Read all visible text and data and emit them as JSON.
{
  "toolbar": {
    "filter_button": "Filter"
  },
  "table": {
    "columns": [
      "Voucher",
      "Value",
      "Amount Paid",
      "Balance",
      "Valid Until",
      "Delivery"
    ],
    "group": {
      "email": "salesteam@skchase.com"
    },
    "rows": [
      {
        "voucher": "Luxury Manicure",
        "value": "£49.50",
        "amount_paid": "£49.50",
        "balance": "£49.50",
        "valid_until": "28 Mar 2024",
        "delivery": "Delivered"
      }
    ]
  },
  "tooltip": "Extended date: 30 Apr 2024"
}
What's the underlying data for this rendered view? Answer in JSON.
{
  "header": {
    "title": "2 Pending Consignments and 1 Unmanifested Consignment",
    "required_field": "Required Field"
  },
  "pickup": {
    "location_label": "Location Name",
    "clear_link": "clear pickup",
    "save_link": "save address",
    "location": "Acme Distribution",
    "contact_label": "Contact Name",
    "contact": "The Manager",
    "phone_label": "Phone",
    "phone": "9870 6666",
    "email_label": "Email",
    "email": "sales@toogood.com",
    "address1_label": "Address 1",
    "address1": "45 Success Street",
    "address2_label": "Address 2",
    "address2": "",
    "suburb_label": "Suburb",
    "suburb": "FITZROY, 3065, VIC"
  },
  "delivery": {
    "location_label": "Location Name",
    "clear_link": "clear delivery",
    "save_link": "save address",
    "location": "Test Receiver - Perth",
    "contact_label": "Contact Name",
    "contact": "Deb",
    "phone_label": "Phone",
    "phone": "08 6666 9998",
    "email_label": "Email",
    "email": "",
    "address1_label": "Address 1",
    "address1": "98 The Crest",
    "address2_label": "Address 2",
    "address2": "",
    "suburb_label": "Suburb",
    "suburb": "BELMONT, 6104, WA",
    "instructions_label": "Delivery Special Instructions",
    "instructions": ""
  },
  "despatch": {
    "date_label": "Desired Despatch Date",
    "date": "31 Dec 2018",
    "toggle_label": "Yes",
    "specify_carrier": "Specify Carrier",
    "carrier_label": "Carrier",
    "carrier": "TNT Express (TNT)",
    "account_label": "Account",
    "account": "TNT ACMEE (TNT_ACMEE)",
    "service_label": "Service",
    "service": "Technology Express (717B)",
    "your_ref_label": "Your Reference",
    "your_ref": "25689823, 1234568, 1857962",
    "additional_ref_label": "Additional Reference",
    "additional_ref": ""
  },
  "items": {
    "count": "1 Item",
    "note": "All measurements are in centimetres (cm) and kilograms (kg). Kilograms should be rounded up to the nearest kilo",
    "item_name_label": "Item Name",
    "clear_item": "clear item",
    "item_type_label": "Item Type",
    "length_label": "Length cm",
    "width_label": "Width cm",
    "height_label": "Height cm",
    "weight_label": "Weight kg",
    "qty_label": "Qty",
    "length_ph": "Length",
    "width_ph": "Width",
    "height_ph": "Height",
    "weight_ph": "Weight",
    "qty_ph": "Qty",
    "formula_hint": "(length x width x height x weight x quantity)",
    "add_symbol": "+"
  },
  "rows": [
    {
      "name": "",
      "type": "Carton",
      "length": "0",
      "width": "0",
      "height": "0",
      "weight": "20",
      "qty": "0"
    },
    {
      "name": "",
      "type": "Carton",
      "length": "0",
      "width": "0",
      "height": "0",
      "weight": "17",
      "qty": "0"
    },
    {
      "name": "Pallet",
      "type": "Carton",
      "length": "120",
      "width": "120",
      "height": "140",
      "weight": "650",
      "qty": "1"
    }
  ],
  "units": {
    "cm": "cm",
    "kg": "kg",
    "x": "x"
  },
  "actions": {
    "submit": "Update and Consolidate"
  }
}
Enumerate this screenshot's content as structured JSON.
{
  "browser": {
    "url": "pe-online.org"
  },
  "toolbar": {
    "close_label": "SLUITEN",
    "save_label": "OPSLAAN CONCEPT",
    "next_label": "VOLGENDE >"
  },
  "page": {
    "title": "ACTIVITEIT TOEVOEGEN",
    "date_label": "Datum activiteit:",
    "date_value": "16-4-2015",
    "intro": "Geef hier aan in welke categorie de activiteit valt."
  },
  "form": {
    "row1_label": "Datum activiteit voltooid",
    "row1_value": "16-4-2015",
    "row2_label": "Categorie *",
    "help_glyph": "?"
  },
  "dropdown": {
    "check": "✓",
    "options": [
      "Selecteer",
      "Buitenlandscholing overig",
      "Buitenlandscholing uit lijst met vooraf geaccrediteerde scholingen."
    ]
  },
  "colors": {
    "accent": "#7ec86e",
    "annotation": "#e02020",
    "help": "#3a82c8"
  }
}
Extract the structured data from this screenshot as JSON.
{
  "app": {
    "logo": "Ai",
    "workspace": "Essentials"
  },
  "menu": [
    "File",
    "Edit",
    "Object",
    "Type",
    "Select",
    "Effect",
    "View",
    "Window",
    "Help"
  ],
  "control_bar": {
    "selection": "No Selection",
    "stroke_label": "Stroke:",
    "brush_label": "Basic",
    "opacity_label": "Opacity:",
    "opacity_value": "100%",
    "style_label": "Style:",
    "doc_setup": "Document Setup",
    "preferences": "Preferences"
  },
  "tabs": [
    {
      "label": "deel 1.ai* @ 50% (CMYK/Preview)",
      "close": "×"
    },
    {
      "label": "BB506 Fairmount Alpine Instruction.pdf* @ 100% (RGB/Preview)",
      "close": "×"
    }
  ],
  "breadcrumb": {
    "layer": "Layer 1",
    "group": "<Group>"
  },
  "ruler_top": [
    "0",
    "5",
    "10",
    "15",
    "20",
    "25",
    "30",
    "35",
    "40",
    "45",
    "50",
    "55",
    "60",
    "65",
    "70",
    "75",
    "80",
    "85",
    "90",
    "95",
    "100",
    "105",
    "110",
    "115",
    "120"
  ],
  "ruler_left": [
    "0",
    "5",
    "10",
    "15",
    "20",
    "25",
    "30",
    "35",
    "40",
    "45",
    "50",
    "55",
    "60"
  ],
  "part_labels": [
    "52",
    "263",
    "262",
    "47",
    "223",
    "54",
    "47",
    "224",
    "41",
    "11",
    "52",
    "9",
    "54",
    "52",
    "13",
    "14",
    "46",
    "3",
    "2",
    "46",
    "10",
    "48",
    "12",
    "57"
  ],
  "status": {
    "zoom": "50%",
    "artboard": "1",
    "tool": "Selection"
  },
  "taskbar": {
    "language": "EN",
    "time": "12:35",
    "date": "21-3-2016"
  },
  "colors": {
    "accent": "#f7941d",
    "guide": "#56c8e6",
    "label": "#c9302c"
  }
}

########

PROBLEM: Type out the material again exactly as presented.

THE RESULT:
Read all visible text and data and emit them as JSON.
{
  "toolbar": {
    "filter_button": "Filter"
  },
  "table": {
    "columns": [
      "Voucher",
      "Value",
      "Amount Paid",
      "Balance",
      "Valid Until",
      "Delivery"
    ],
    "group": {
      "email": "salesteam@skchase.com"
    },
    "rows": [
      {
        "voucher": "Luxury Manicure",
        "value": "£49.50",
        "amount_paid": "£49.50",
        "balance": "£49.50",
        "valid_until": "28 Mar 2024",
        "delivery": "Delivered"
      }
    ]
  },
  "tooltip": "Extended date: 30 Apr 2024"
}
What's the underlying data for this rendered view? Answer in JSON.
{
  "header": {
    "title": "2 Pending Consignments and 1 Unmanifested Consignment",
    "required_field": "Required Field"
  },
  "pickup": {
    "location_label": "Location Name",
    "clear_link": "clear pickup",
    "save_link": "save address",
    "location": "Acme Distribution",
    "contact_label": "Contact Name",
    "contact": "The Manager",
    "phone_label": "Phone",
    "phone": "9870 6666",
    "email_label": "Email",
    "email": "sales@toogood.com",
    "address1_label": "Address 1",
    "address1": "45 Success Street",
    "address2_label": "Address 2",
    "address2": "",
    "suburb_label": "Suburb",
    "suburb": "FITZROY, 3065, VIC"
  },
  "delivery": {
    "location_label": "Location Name",
    "clear_link": "clear delivery",
    "save_link": "save address",
    "location": "Test Receiver - Perth",
    "contact_label": "Contact Name",
    "contact": "Deb",
    "phone_label": "Phone",
    "phone": "08 6666 9998",
    "email_label": "Email",
    "email": "",
    "address1_label": "Address 1",
    "address1": "98 The Crest",
    "address2_label": "Address 2",
    "address2": "",
    "suburb_label": "Suburb",
    "suburb": "BELMONT, 6104, WA",
    "instructions_label": "Delivery Special Instructions",
    "instructions": ""
  },
  "despatch": {
    "date_label": "Desired Despatch Date",
    "date": "31 Dec 2018",
    "toggle_label": "Yes",
    "specify_carrier": "Specify Carrier",
    "carrier_label": "Carrier",
    "carrier": "TNT Express (TNT)",
    "account_label": "Account",
    "account": "TNT ACMEE (TNT_ACMEE)",
    "service_label": "Service",
    "service": "Technology Express (717B)",
    "your_ref_label": "Your Reference",
    "your_ref": "25689823, 1234568, 1857962",
    "additional_ref_label": "Additional Reference",
    "additional_ref": ""
  },
  "items": {
    "count": "1 Item",
    "note": "All measurements are in centimetres (cm) and kilograms (kg). Kilograms should be rounded up to the nearest kilo",
    "item_name_label": "Item Name",
    "clear_item": "clear item",
    "item_type_label": "Item Type",
    "length_label": "Length cm",
    "width_label": "Width cm",
    "height_label": "Height cm",
    "weight_label": "Weight kg",
    "qty_label": "Qty",
    "length_ph": "Length",
    "width_ph": "Width",
    "height_ph": "Height",
    "weight_ph": "Weight",
    "qty_ph": "Qty",
    "formula_hint": "(length x width x height x weight x quantity)",
    "add_symbol": "+"
  },
  "rows": [
    {
      "name": "",
      "type": "Carton",
      "length": "0",
      "width": "0",
      "height": "0",
      "weight": "20",
      "qty": "0"
    },
    {
      "name": "",
      "type": "Carton",
      "length": "0",
      "width": "0",
      "height": "0",
      "weight": "17",
      "qty": "0"
    },
    {
      "name": "Pallet",
      "type": "Carton",
      "length": "120",
      "width": "120",
      "height": "140",
      "weight": "650",
      "qty": "1"
    }
  ],
  "units": {
    "cm": "cm",
    "kg": "kg",
    "x": "x"
  },
  "actions": {
    "submit": "Update and Consolidate"
  }
}
Enumerate this screenshot's content as structured JSON.
{
  "browser": {
    "url": "pe-online.org"
  },
  "toolbar": {
    "close_label": "SLUITEN",
    "save_label": "OPSLAAN CONCEPT",
    "next_label": "VOLGENDE >"
  },
  "page": {
    "title": "ACTIVITEIT TOEVOEGEN",
    "date_label": "Datum activiteit:",
    "date_value": "16-4-2015",
    "intro": "Geef hier aan in welke categorie de activiteit valt."
  },
  "form": {
    "row1_label": "Datum activiteit voltooid",
    "row1_value": "16-4-2015",
    "row2_label": "Categorie *",
    "help_glyph": "?"
  },
  "dropdown": {
    "check": "✓",
    "options": [
      "Selecteer",
      "Buitenlandscholing overig",
      "Buitenlandscholing uit lijst met vooraf geaccrediteerde scholingen."
    ]
  },
  "colors": {
    "accent": "#7ec86e",
    "annotation": "#e02020",
    "help": "#3a82c8"
  }
}
Extract the structured data from this screenshot as JSON.
{
  "app": {
    "logo": "Ai",
    "workspace": "Essentials"
  },
  "menu": [
    "File",
    "Edit",
    "Object",
    "Type",
    "Select",
    "Effect",
    "View",
    "Window",
    "Help"
  ],
  "control_bar": {
    "selection": "No Selection",
    "stroke_label": "Stroke:",
    "brush_label": "Basic",
    "opacity_label": "Opacity:",
    "opacity_value": "100%",
    "style_label": "Style:",
    "doc_setup": "Document Setup",
    "preferences": "Preferences"
  },
  "tabs": [
    {
      "label": "deel 1.ai* @ 50% (CMYK/Preview)",
      "close": "×"
    },
    {
      "label": "BB506 Fairmount Alpine Instruction.pdf* @ 100% (RGB/Preview)",
      "close": "×"
    }
  ],
  "breadcrumb": {
    "layer": "Layer 1",
    "group": "<Group>"
  },
  "ruler_top": [
    "0",
    "5",
    "10",
    "15",
    "20",
    "25",
    "30",
    "35",
    "40",
    "45",
    "50",
    "55",
    "60",
    "65",
    "70",
    "75",
    "80",
    "85",
    "90",
    "95",
    "100",
    "105",
    "110",
    "115",
    "120"
  ],
  "ruler_left": [
    "0",
    "5",
    "10",
    "15",
    "20",
    "25",
    "30",
    "35",
    "40",
    "45",
    "50",
    "55",
    "60"
  ],
  "part_labels": [
    "52",
    "263",
    "262",
    "47",
    "223",
    "54",
    "47",
    "224",
    "41",
    "11",
    "52",
    "9",
    "54",
    "52",
    "13",
    "14",
    "46",
    "3",
    "2",
    "46",
    "10",
    "48",
    "12",
    "57"
  ],
  "status": {
    "zoom": "50%",
    "artboard": "1",
    "tool": "Selection"
  },
  "taskbar": {
    "language": "EN",
    "time": "12:35",
    "date": "21-3-2016"
  },
  "colors": {
    "accent": "#f7941d",
    "guide": "#56c8e6",
    "label": "#c9302c"
  }
}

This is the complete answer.